*** Listed entries ***

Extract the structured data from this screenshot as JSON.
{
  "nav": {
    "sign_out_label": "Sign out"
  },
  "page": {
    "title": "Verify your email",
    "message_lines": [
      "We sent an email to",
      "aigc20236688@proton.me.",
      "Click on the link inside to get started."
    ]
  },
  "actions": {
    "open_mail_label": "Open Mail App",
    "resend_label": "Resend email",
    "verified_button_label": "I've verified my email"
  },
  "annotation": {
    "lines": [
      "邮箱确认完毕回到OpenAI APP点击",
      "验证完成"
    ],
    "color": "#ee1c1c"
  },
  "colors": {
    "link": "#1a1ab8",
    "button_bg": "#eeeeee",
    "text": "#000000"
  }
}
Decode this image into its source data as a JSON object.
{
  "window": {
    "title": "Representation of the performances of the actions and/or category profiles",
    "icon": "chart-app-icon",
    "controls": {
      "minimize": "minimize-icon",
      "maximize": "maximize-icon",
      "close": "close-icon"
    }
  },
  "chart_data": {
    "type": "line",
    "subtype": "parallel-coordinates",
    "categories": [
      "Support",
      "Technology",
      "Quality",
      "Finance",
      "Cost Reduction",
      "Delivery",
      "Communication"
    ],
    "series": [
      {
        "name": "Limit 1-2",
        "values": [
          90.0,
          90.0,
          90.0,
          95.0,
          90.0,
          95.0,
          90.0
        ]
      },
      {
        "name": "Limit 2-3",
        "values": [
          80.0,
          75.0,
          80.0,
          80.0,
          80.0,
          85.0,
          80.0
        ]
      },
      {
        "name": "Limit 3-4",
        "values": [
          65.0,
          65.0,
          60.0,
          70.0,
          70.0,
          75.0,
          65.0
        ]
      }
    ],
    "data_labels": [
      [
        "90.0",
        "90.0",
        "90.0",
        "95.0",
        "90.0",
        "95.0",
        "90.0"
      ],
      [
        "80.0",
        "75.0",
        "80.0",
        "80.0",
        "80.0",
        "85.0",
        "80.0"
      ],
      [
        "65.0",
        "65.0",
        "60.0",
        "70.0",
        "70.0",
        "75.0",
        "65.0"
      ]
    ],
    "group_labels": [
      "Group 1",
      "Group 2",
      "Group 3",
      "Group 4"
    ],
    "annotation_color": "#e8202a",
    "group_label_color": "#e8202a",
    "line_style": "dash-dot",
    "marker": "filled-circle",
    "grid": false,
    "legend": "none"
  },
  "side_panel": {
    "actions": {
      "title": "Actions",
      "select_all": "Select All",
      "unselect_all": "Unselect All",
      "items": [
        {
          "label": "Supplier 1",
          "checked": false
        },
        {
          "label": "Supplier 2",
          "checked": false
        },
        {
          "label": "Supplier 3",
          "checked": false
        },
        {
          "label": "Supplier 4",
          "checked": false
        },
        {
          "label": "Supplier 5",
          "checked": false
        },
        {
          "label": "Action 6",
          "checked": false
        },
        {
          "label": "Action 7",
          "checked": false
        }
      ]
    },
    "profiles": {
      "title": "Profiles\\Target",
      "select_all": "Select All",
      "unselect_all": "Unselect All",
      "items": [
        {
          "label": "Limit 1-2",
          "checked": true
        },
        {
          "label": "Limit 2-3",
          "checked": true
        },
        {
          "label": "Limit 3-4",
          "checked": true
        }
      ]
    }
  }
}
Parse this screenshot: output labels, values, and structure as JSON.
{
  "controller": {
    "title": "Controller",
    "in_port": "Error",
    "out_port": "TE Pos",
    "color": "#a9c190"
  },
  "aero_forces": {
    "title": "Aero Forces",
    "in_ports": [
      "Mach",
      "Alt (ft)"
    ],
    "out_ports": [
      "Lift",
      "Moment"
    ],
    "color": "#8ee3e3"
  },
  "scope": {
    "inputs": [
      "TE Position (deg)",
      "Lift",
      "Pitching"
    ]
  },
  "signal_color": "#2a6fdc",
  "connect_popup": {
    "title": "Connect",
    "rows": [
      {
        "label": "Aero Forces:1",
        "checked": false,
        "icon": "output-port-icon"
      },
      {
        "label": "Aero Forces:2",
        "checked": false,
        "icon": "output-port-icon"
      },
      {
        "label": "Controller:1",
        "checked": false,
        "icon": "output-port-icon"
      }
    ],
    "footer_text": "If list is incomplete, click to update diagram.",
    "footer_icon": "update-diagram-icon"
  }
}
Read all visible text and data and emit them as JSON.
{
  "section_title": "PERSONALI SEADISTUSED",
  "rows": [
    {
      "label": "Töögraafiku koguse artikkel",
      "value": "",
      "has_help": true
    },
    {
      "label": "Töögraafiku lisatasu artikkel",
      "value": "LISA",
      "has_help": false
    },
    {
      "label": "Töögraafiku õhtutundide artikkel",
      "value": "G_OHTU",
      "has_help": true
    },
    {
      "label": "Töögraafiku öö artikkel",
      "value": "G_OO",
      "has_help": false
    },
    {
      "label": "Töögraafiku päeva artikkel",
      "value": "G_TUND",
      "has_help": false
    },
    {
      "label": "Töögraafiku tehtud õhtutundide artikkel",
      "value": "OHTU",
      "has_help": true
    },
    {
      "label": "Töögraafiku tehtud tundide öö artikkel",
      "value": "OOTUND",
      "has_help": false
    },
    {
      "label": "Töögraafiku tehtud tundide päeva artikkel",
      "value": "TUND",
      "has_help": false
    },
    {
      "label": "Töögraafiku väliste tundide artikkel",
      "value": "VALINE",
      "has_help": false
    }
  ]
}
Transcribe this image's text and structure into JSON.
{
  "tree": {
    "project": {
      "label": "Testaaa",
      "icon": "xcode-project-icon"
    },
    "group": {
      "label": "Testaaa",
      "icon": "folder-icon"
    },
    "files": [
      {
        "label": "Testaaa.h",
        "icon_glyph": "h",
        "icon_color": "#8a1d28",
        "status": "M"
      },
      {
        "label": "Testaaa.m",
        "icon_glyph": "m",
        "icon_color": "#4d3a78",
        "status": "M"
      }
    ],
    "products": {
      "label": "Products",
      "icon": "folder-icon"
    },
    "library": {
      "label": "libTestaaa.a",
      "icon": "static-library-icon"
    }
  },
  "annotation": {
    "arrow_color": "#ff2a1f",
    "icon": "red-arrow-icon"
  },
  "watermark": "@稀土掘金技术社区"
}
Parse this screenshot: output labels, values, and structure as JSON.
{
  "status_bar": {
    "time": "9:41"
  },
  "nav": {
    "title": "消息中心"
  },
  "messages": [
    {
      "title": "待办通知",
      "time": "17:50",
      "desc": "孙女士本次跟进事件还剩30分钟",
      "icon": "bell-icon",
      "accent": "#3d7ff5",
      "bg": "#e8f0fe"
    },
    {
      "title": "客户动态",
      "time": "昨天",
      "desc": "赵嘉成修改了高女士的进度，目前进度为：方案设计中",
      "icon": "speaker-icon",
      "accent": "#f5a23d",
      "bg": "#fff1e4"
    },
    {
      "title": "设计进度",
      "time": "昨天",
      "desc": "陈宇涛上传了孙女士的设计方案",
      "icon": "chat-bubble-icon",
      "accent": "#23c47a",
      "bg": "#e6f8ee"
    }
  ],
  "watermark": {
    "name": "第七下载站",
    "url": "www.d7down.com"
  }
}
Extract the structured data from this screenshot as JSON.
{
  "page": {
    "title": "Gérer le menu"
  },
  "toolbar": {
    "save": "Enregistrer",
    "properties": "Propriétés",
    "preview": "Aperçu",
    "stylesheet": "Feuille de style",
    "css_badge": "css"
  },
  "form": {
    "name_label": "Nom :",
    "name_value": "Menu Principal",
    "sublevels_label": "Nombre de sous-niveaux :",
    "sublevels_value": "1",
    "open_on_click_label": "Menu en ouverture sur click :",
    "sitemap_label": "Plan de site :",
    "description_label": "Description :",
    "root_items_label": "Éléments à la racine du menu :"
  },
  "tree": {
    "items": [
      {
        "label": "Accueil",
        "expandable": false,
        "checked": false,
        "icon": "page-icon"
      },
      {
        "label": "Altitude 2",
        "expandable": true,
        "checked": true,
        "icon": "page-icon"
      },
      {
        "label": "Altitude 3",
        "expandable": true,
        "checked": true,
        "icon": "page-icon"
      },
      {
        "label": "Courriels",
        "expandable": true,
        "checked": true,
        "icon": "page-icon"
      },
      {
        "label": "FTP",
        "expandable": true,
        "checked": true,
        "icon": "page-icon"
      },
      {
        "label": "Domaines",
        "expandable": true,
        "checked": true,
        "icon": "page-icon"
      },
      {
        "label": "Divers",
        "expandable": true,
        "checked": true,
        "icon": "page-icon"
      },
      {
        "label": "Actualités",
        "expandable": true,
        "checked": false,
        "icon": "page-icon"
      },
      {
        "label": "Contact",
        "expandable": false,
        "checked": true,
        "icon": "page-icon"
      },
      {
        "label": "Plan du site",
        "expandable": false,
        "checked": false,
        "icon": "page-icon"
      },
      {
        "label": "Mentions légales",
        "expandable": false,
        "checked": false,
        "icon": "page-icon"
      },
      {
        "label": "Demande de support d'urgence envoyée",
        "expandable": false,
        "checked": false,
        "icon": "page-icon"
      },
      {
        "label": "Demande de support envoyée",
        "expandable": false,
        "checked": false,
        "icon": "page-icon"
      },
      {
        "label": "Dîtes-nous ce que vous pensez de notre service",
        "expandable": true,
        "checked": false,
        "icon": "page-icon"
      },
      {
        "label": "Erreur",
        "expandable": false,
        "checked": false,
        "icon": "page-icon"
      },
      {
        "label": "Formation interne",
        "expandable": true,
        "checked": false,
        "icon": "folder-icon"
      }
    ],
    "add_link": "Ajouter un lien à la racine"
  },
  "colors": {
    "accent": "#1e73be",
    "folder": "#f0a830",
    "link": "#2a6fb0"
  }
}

***

# [Exercise aim]
Show each line holding the word "folder".

# [Problem solution]
      "icon": "folder-icon"
      "icon": "folder-icon"
        "icon": "folder-icon"
    "folder": "#f0a830",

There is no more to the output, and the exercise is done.